- _Task brief_
Every entry must be echoed exactly.

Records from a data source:
######
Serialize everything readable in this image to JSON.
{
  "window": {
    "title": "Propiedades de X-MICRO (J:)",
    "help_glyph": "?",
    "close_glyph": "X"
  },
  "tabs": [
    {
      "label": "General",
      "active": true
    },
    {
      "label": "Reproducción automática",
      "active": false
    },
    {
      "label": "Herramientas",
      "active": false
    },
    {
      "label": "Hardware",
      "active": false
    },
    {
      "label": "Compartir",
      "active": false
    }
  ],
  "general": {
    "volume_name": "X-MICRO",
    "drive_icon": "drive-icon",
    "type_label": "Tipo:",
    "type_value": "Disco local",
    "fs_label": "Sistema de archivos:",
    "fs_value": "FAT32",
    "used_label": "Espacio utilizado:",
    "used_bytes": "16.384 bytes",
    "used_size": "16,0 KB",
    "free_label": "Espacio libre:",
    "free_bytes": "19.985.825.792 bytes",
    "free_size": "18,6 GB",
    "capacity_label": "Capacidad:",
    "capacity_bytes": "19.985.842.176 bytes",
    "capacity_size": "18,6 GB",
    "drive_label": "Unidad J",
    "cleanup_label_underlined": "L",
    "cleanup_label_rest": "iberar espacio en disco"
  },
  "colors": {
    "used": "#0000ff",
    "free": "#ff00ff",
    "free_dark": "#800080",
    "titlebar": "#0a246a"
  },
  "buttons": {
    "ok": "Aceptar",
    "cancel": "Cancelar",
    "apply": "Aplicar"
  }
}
######
- _Finished exercise_
Serialize everything readable in this image to JSON.
{
  "window": {
    "title": "Propiedades de X-MICRO (J:)",
    "help_glyph": "?",
    "close_glyph": "X"
  },
  "tabs": [
    {
      "label": "General",
      "active": true
    },
    {
      "label": "Reproducción automática",
      "active": false
    },
    {
      "label": "Herramientas",
      "active": false
    },
    {
      "label": "Hardware",
      "active": false
    },
    {
      "label": "Compartir",
      "active": false
    }
  ],
  "general": {
    "volume_name": "X-MICRO",
    "drive_icon": "drive-icon",
    "type_label": "Tipo:",
    "type_value": "Disco local",
    "fs_label": "Sistema de archivos:",
    "fs_value": "FAT32",
    "used_label": "Espacio utilizado:",
    "used_bytes": "16.384 bytes",
    "used_size": "16,0 KB",
    "free_label": "Espacio libre:",
    "free_bytes": "19.985.825.792 bytes",
    "free_size": "18,6 GB",
    "capacity_label": "Capacidad:",
    "capacity_bytes": "19.985.842.176 bytes",
    "capacity_size": "18,6 GB",
    "drive_label": "Unidad J",
    "cleanup_label_underlined": "L",
    "cleanup_label_rest": "iberar espacio en disco"
  },
  "colors": {
    "used": "#0000ff",
    "free": "#ff00ff",
    "free_dark": "#800080",
    "titlebar": "#0a246a"
  },
  "buttons": {
    "ok": "Aceptar",
    "cancel": "Cancelar",
    "apply": "Aplicar"
  }
}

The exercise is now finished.